Rows from a dataset
══════════

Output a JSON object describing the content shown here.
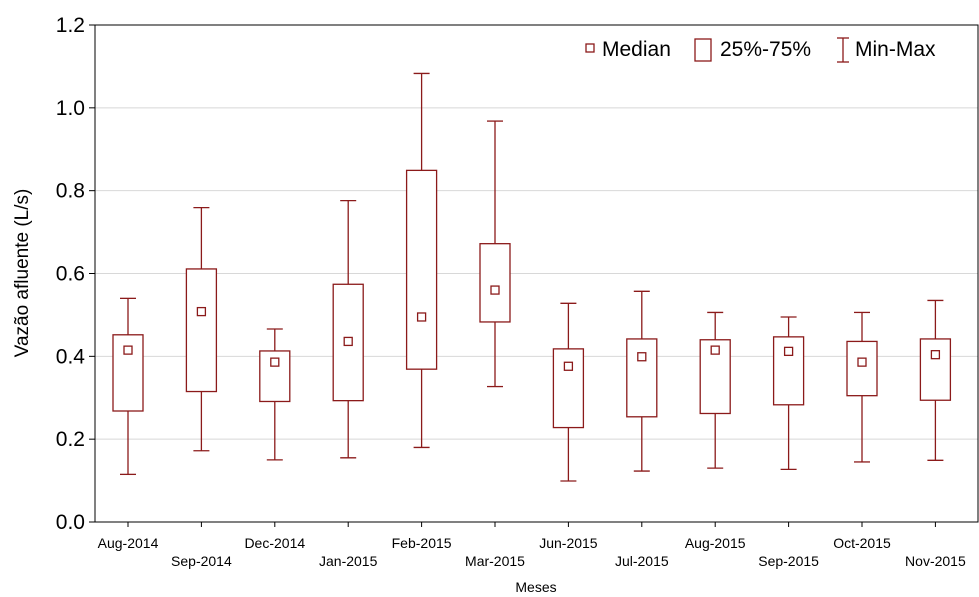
{
  "chart_data": {
    "type": "box",
    "xlabel": "Meses",
    "ylabel": "Vazão afluente (L/s)",
    "ylim": [
      0.0,
      1.2
    ],
    "yticks": [
      "0.0",
      "0.2",
      "0.4",
      "0.6",
      "0.8",
      "1.0",
      "1.2"
    ],
    "grid": "horizontal",
    "legend_position": "top-right",
    "legend": [
      "Median",
      "25%-75%",
      "Min-Max"
    ],
    "colors": {
      "series": "#8b1a1a",
      "grid": "#d8d8d8",
      "axis": "#000000"
    },
    "categories": [
      "Aug-2014",
      "Sep-2014",
      "Dec-2014",
      "Jan-2015",
      "Feb-2015",
      "Mar-2015",
      "Jun-2015",
      "Jul-2015",
      "Aug-2015",
      "Sep-2015",
      "Oct-2015",
      "Nov-2015"
    ],
    "boxes": [
      {
        "min": 0.115,
        "q1": 0.268,
        "median": 0.415,
        "q3": 0.452,
        "max": 0.54
      },
      {
        "min": 0.172,
        "q1": 0.315,
        "median": 0.508,
        "q3": 0.611,
        "max": 0.759
      },
      {
        "min": 0.15,
        "q1": 0.291,
        "median": 0.386,
        "q3": 0.413,
        "max": 0.466
      },
      {
        "min": 0.155,
        "q1": 0.293,
        "median": 0.436,
        "q3": 0.574,
        "max": 0.776
      },
      {
        "min": 0.18,
        "q1": 0.369,
        "median": 0.495,
        "q3": 0.849,
        "max": 1.083
      },
      {
        "min": 0.327,
        "q1": 0.483,
        "median": 0.56,
        "q3": 0.672,
        "max": 0.968
      },
      {
        "min": 0.099,
        "q1": 0.228,
        "median": 0.376,
        "q3": 0.418,
        "max": 0.528
      },
      {
        "min": 0.123,
        "q1": 0.254,
        "median": 0.399,
        "q3": 0.442,
        "max": 0.557
      },
      {
        "min": 0.13,
        "q1": 0.262,
        "median": 0.415,
        "q3": 0.44,
        "max": 0.506
      },
      {
        "min": 0.127,
        "q1": 0.283,
        "median": 0.412,
        "q3": 0.447,
        "max": 0.495
      },
      {
        "min": 0.145,
        "q1": 0.305,
        "median": 0.386,
        "q3": 0.436,
        "max": 0.506
      },
      {
        "min": 0.149,
        "q1": 0.294,
        "median": 0.404,
        "q3": 0.442,
        "max": 0.535
      }
    ]
  }
}
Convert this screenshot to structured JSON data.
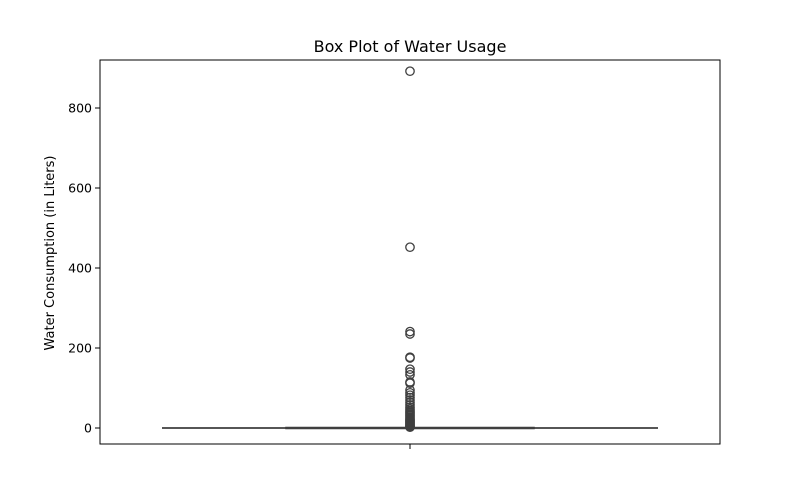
{
  "chart_data": {
    "type": "box",
    "title": "Box Plot of Water Usage",
    "xlabel": "",
    "ylabel": "Water Consumption (in Liters)",
    "ylim": [
      -40,
      920
    ],
    "yticks": [
      0,
      200,
      400,
      600,
      800
    ],
    "ytick_labels": [
      "0",
      "200",
      "400",
      "600",
      "800"
    ],
    "grid": false,
    "box": {
      "whisker_low": 0,
      "q1": 0,
      "median": 0,
      "q3": 0,
      "whisker_high": 0
    },
    "outliers": [
      892,
      452,
      241,
      235,
      177,
      175,
      147,
      140,
      133,
      115,
      112,
      95,
      88,
      82,
      76,
      70,
      64,
      58,
      52,
      47,
      43,
      40,
      37,
      34,
      31,
      28,
      25,
      22,
      20,
      18,
      16,
      14,
      12,
      10,
      8,
      6,
      4,
      3,
      2
    ],
    "colors": {
      "box_line": "#3f3f3f",
      "box_fill": "#3274a1",
      "axis": "#000000"
    }
  }
}
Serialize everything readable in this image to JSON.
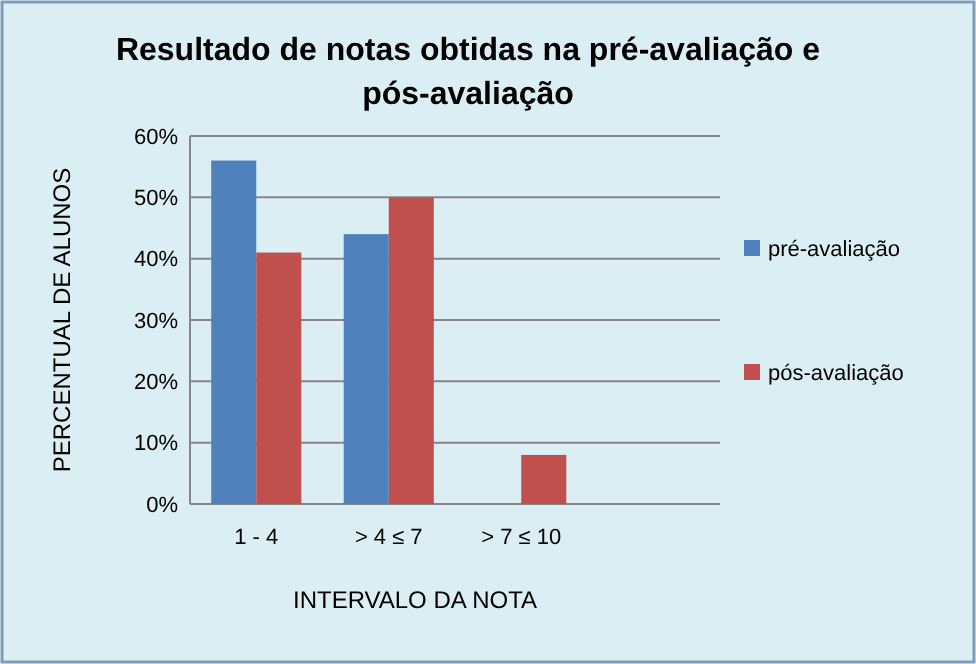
{
  "chart_data": {
    "type": "bar",
    "title": "Resultado de notas obtidas na pré-avaliação e pós-avaliação",
    "xlabel": "INTERVALO DA NOTA",
    "ylabel": "PERCENTUAL DE ALUNOS",
    "categories": [
      "1 - 4",
      "> 4 ≤ 7",
      "> 7 ≤ 10",
      null
    ],
    "series": [
      {
        "name": "pré-avaliação",
        "color": "#4f81bd",
        "values": [
          56,
          44,
          0,
          null
        ]
      },
      {
        "name": "pós-avaliação",
        "color": "#c0504d",
        "values": [
          41,
          50,
          8,
          null
        ]
      }
    ],
    "ylim": [
      0,
      60
    ],
    "yticks": [
      {
        "value": 0,
        "label": "0%"
      },
      {
        "value": 10,
        "label": "10%"
      },
      {
        "value": 20,
        "label": "20%"
      },
      {
        "value": 30,
        "label": "30%"
      },
      {
        "value": 40,
        "label": "40%"
      },
      {
        "value": 50,
        "label": "50%"
      },
      {
        "value": 60,
        "label": "60%"
      }
    ],
    "grid": "y",
    "legend": "right"
  }
}
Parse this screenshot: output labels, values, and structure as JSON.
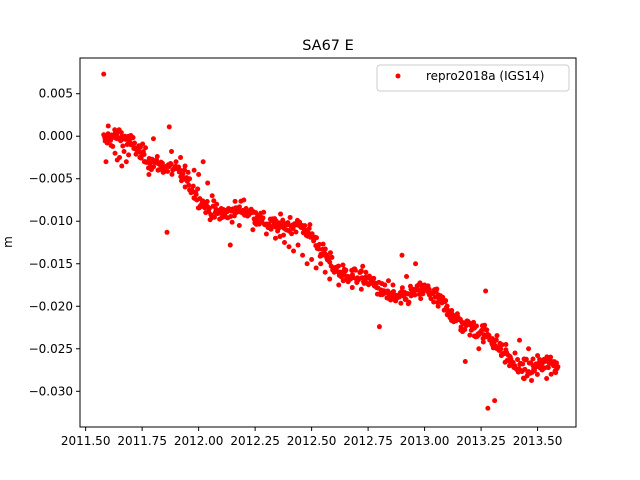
{
  "chart_data": {
    "type": "scatter",
    "title": "SA67 E",
    "xlabel": "",
    "ylabel": "m",
    "xlim": [
      2011.475,
      2013.67
    ],
    "ylim": [
      -0.0342,
      0.0092
    ],
    "xticks": [
      2011.5,
      2011.75,
      2012.0,
      2012.25,
      2012.5,
      2012.75,
      2013.0,
      2013.25,
      2013.5
    ],
    "xtick_labels": [
      "2011.50",
      "2011.75",
      "2012.00",
      "2012.25",
      "2012.50",
      "2012.75",
      "2013.00",
      "2013.25",
      "2013.50"
    ],
    "yticks": [
      0.005,
      0.0,
      -0.005,
      -0.01,
      -0.015,
      -0.02,
      -0.025,
      -0.03
    ],
    "ytick_labels": [
      "0.005",
      "0.000",
      "−0.005",
      "−0.010",
      "−0.015",
      "−0.020",
      "−0.025",
      "−0.030"
    ],
    "grid": false,
    "legend": {
      "position": "upper-right",
      "entries": [
        "repro2018a (IGS14)"
      ]
    },
    "series": [
      {
        "name": "repro2018a (IGS14)",
        "color": "#ff0000",
        "points": [
          [
            2011.58,
            0.0073
          ],
          [
            2011.585,
            -0.0002
          ],
          [
            2011.59,
            -0.003
          ],
          [
            2011.595,
            -0.0008
          ],
          [
            2011.6,
            0.0012
          ],
          [
            2011.61,
            -0.0005
          ],
          [
            2011.62,
            -0.0012
          ],
          [
            2011.63,
            -0.002
          ],
          [
            2011.64,
            -0.0028
          ],
          [
            2011.65,
            -0.0025
          ],
          [
            2011.66,
            -0.0035
          ],
          [
            2011.67,
            -0.0018
          ],
          [
            2011.68,
            -0.003
          ],
          [
            2011.69,
            -0.0022
          ],
          [
            2011.7,
            -0.001
          ],
          [
            2011.72,
            -0.0015
          ],
          [
            2011.74,
            -0.0025
          ],
          [
            2011.76,
            -0.003
          ],
          [
            2011.78,
            -0.0045
          ],
          [
            2011.8,
            -0.0003
          ],
          [
            2011.82,
            -0.0032
          ],
          [
            2011.84,
            -0.004
          ],
          [
            2011.86,
            -0.0113
          ],
          [
            2011.87,
            0.0011
          ],
          [
            2011.88,
            -0.0018
          ],
          [
            2011.9,
            -0.003
          ],
          [
            2011.92,
            -0.0025
          ],
          [
            2011.94,
            -0.0035
          ],
          [
            2011.96,
            -0.005
          ],
          [
            2011.98,
            -0.004
          ],
          [
            2012.0,
            -0.0045
          ],
          [
            2012.02,
            -0.003
          ],
          [
            2012.04,
            -0.0055
          ],
          [
            2012.06,
            -0.007
          ],
          [
            2012.08,
            -0.008
          ],
          [
            2012.1,
            -0.0085
          ],
          [
            2012.12,
            -0.0095
          ],
          [
            2012.14,
            -0.0128
          ],
          [
            2012.16,
            -0.009
          ],
          [
            2012.18,
            -0.0105
          ],
          [
            2012.2,
            -0.0075
          ],
          [
            2012.22,
            -0.0088
          ],
          [
            2012.24,
            -0.011
          ],
          [
            2012.26,
            -0.0095
          ],
          [
            2012.28,
            -0.01
          ],
          [
            2012.3,
            -0.0115
          ],
          [
            2012.32,
            -0.0108
          ],
          [
            2012.34,
            -0.012
          ],
          [
            2012.36,
            -0.0118
          ],
          [
            2012.38,
            -0.0125
          ],
          [
            2012.4,
            -0.013
          ],
          [
            2012.42,
            -0.0135
          ],
          [
            2012.44,
            -0.0128
          ],
          [
            2012.46,
            -0.014
          ],
          [
            2012.48,
            -0.015
          ],
          [
            2012.5,
            -0.0145
          ],
          [
            2012.52,
            -0.0155
          ],
          [
            2012.54,
            -0.015
          ],
          [
            2012.56,
            -0.016
          ],
          [
            2012.58,
            -0.0168
          ],
          [
            2012.6,
            -0.016
          ],
          [
            2012.62,
            -0.0175
          ],
          [
            2012.64,
            -0.017
          ],
          [
            2012.66,
            -0.0165
          ],
          [
            2012.68,
            -0.0178
          ],
          [
            2012.7,
            -0.0172
          ],
          [
            2012.72,
            -0.018
          ],
          [
            2012.74,
            -0.016
          ],
          [
            2012.76,
            -0.0168
          ],
          [
            2012.78,
            -0.0175
          ],
          [
            2012.8,
            -0.0224
          ],
          [
            2012.82,
            -0.0185
          ],
          [
            2012.84,
            -0.017
          ],
          [
            2012.86,
            -0.0175
          ],
          [
            2012.88,
            -0.019
          ],
          [
            2012.9,
            -0.014
          ],
          [
            2012.92,
            -0.0165
          ],
          [
            2012.94,
            -0.018
          ],
          [
            2012.96,
            -0.015
          ],
          [
            2012.98,
            -0.0185
          ],
          [
            2013.0,
            -0.0175
          ],
          [
            2013.02,
            -0.018
          ],
          [
            2013.04,
            -0.0195
          ],
          [
            2013.06,
            -0.02
          ],
          [
            2013.08,
            -0.019
          ],
          [
            2013.1,
            -0.021
          ],
          [
            2013.12,
            -0.0205
          ],
          [
            2013.14,
            -0.0215
          ],
          [
            2013.16,
            -0.0228
          ],
          [
            2013.18,
            -0.0265
          ],
          [
            2013.2,
            -0.022
          ],
          [
            2013.22,
            -0.0235
          ],
          [
            2013.24,
            -0.025
          ],
          [
            2013.26,
            -0.0242
          ],
          [
            2013.27,
            -0.0182
          ],
          [
            2013.28,
            -0.032
          ],
          [
            2013.3,
            -0.0238
          ],
          [
            2013.31,
            -0.0311
          ],
          [
            2013.32,
            -0.025
          ],
          [
            2013.34,
            -0.0258
          ],
          [
            2013.36,
            -0.0245
          ],
          [
            2013.38,
            -0.0265
          ],
          [
            2013.4,
            -0.0255
          ],
          [
            2013.42,
            -0.024
          ],
          [
            2013.44,
            -0.0262
          ],
          [
            2013.46,
            -0.025
          ],
          [
            2013.48,
            -0.027
          ],
          [
            2013.5,
            -0.0258
          ],
          [
            2013.52,
            -0.0275
          ],
          [
            2013.54,
            -0.0285
          ],
          [
            2013.56,
            -0.028
          ],
          [
            2013.58,
            -0.0278
          ]
        ],
        "trend": {
          "start": [
            2011.58,
            -0.0005
          ],
          "end": [
            2013.59,
            -0.0278
          ]
        },
        "scatter_spread": 0.0016
      }
    ]
  }
}
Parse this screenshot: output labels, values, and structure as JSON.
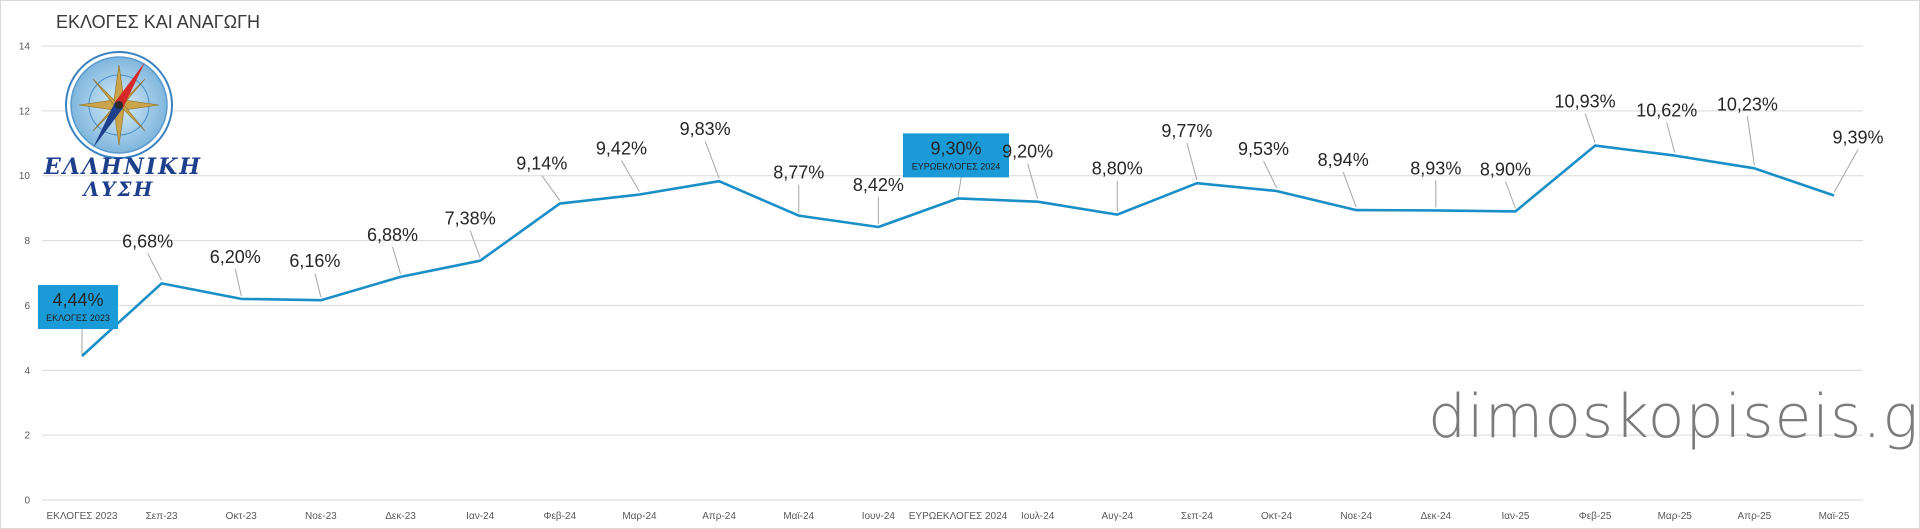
{
  "title": "ΕΚΛΟΓΕΣ ΚΑΙ ΑΝΑΓΩΓΗ",
  "watermark": "dimoskopiseis.gr",
  "logo": {
    "line1": "ΕΛΛΗΝΙΚΗ",
    "line2": "ΛΥΣΗ"
  },
  "colors": {
    "line": "#1a8fc7",
    "callout": "#1a9bd7",
    "grid": "#d9d9d9",
    "leader": "#a6a6a6"
  },
  "chart_data": {
    "type": "line",
    "title": "ΕΚΛΟΓΕΣ ΚΑΙ ΑΝΑΓΩΓΗ",
    "xlabel": "",
    "ylabel": "",
    "ylim": [
      0,
      14
    ],
    "yticks": [
      0,
      2,
      4,
      6,
      8,
      10,
      12,
      14
    ],
    "grid": true,
    "categories": [
      "ΕΚΛΟΓΕΣ 2023",
      "Σεπ-23",
      "Οκτ-23",
      "Νοε-23",
      "Δεκ-23",
      "Ιαν-24",
      "Φεβ-24",
      "Μαρ-24",
      "Απρ-24",
      "Μαϊ-24",
      "Ιουν-24",
      "ΕΥΡΩΕΚΛΟΓΕΣ 2024",
      "Ιουλ-24",
      "Αυγ-24",
      "Σεπ-24",
      "Οκτ-24",
      "Νοε-24",
      "Δεκ-24",
      "Ιαν-25",
      "Φεβ-25",
      "Μαρ-25",
      "Απρ-25",
      "Μαϊ-25"
    ],
    "series": [
      {
        "values": [
          4.44,
          6.68,
          6.2,
          6.16,
          6.88,
          7.38,
          9.14,
          9.42,
          9.83,
          8.77,
          8.42,
          9.3,
          9.2,
          8.8,
          9.77,
          9.53,
          8.94,
          8.93,
          8.9,
          10.93,
          10.62,
          10.23,
          9.39
        ]
      }
    ],
    "data_labels": [
      "4,44%",
      "6,68%",
      "6,20%",
      "6,16%",
      "6,88%",
      "7,38%",
      "9,14%",
      "9,42%",
      "9,83%",
      "8,77%",
      "8,42%",
      "9,30%",
      "9,20%",
      "8,80%",
      "9,77%",
      "9,53%",
      "8,94%",
      "8,93%",
      "8,90%",
      "10,93%",
      "10,62%",
      "10,23%",
      "9,39%"
    ],
    "callouts": [
      {
        "index": 0,
        "caption": "ΕΚΛΟΓΕΣ 2023"
      },
      {
        "index": 11,
        "caption": "ΕΥΡΩΕΚΛΟΓΕΣ 2024"
      }
    ]
  }
}
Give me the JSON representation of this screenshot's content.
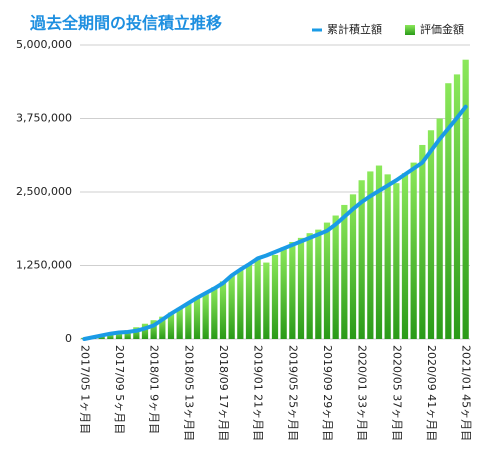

══════════

## PROBLEM STATEMENT
The lines to collect are those holding the string "right"; copy them all.

## SOLUTION TO THE EXERCISE
    "legend_position": "top-right",
    "legend": "right"
      "position": "upper-right",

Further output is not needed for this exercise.